[Entries from a visual dataset]
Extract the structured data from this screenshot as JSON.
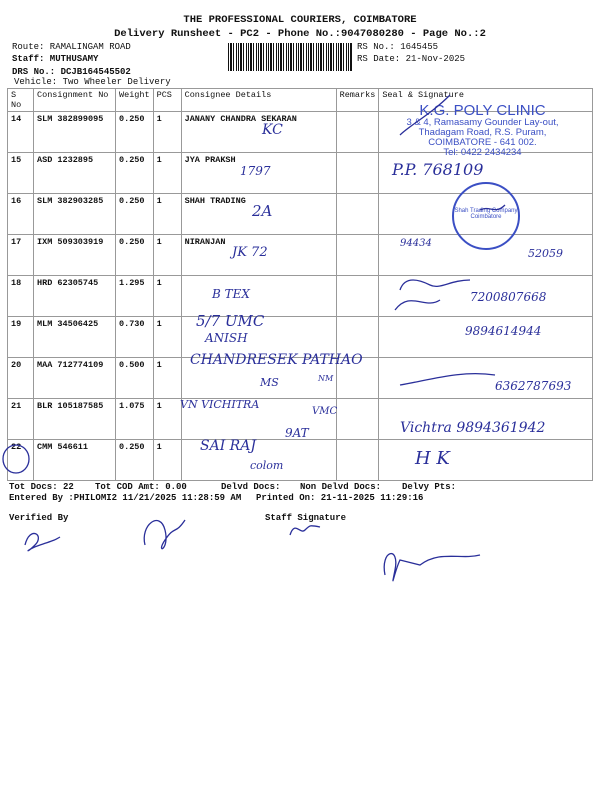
{
  "header": {
    "company": "THE PROFESSIONAL COURIERS, COIMBATORE",
    "subtitle": "Delivery Runsheet - PC2 - Phone No.:9047080280 - Page No.:2",
    "route": "Route: RAMALINGAM ROAD",
    "staff": "Staff: MUTHUSAMY",
    "drs": "DRS No.: DCJB164545502",
    "vehicle": "Vehicle: Two Wheeler Delivery",
    "rs_no": "RS No.: 1645455",
    "rs_date": "RS Date: 21-Nov-2025"
  },
  "table": {
    "columns": [
      "S No",
      "Consignment No",
      "Weight",
      "PCS",
      "Consignee Details",
      "Remarks",
      "Seal & Signature"
    ],
    "rows": [
      {
        "sno": "14",
        "consignment": "SLM 382899095",
        "weight": "0.250",
        "pcs": "1",
        "consignee": "JANANY CHANDRA SEKARAN"
      },
      {
        "sno": "15",
        "consignment": "ASD 1232895",
        "weight": "0.250",
        "pcs": "1",
        "consignee": "JYA PRAKSH"
      },
      {
        "sno": "16",
        "consignment": "SLM 382903285",
        "weight": "0.250",
        "pcs": "1",
        "consignee": "SHAH TRADING"
      },
      {
        "sno": "17",
        "consignment": "IXM 509303919",
        "weight": "0.250",
        "pcs": "1",
        "consignee": "NIRANJAN"
      },
      {
        "sno": "18",
        "consignment": "HRD 62305745",
        "weight": "1.295",
        "pcs": "1",
        "consignee": ""
      },
      {
        "sno": "19",
        "consignment": "MLM 34506425",
        "weight": "0.730",
        "pcs": "1",
        "consignee": ""
      },
      {
        "sno": "20",
        "consignment": "MAA 712774109",
        "weight": "0.500",
        "pcs": "1",
        "consignee": ""
      },
      {
        "sno": "21",
        "consignment": "BLR 105187585",
        "weight": "1.075",
        "pcs": "1",
        "consignee": ""
      },
      {
        "sno": "22",
        "consignment": "CMM 546611",
        "weight": "0.250",
        "pcs": "1",
        "consignee": ""
      }
    ]
  },
  "stamp": {
    "name": "K.G. POLY CLINIC",
    "line1": "3 & 4, Ramasamy Gounder Lay-out,",
    "line2": "Thadagam Road, R.S. Puram,",
    "line3": "COIMBATORE - 641 002.",
    "line4": "Tel: 0422 2434234",
    "seal": "Shah Trading Company Coimbatore"
  },
  "handwriting": {
    "r14": "KC",
    "r15": "1797",
    "r16": "2A",
    "r17": "JK  72",
    "r18": "B TEX",
    "r19a": "5/7 UMC",
    "r19b": "ANISH",
    "r20a": "CHANDRESEK PATHAO",
    "r20b": "NM",
    "r20c": "MS",
    "r21a": "VN VICHITRA",
    "r21b": "VMC",
    "r22a": "SAI RAJ",
    "r22b": "9AT",
    "r22c": "colom",
    "s15": "P.P.  768109",
    "s17a": "94434",
    "s17b": "52059",
    "s18": "7200807668",
    "s19": "9894614944",
    "s20": "6362787693",
    "s21": "Vichtra 9894361942",
    "s22": "H K"
  },
  "footer": {
    "tot_docs": "Tot Docs:  22",
    "tot_cod": "Tot COD Amt:    0.00",
    "delvd": "Delvd Docs:",
    "non_delvd": "Non Delvd Docs:",
    "delvy_pts": "Delvy Pts:",
    "entered": "Entered By :PHILOMI2 11/21/2025 11:28:59 AM",
    "printed": "Printed On: 21-11-2025 11:29:16",
    "verified": "Verified By",
    "staff_sig": "Staff Signature"
  }
}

__Task to carry out__. In the listing above, how many lines hold the word "Delivery"? Give the number and nothing more.

__Full solution__. 2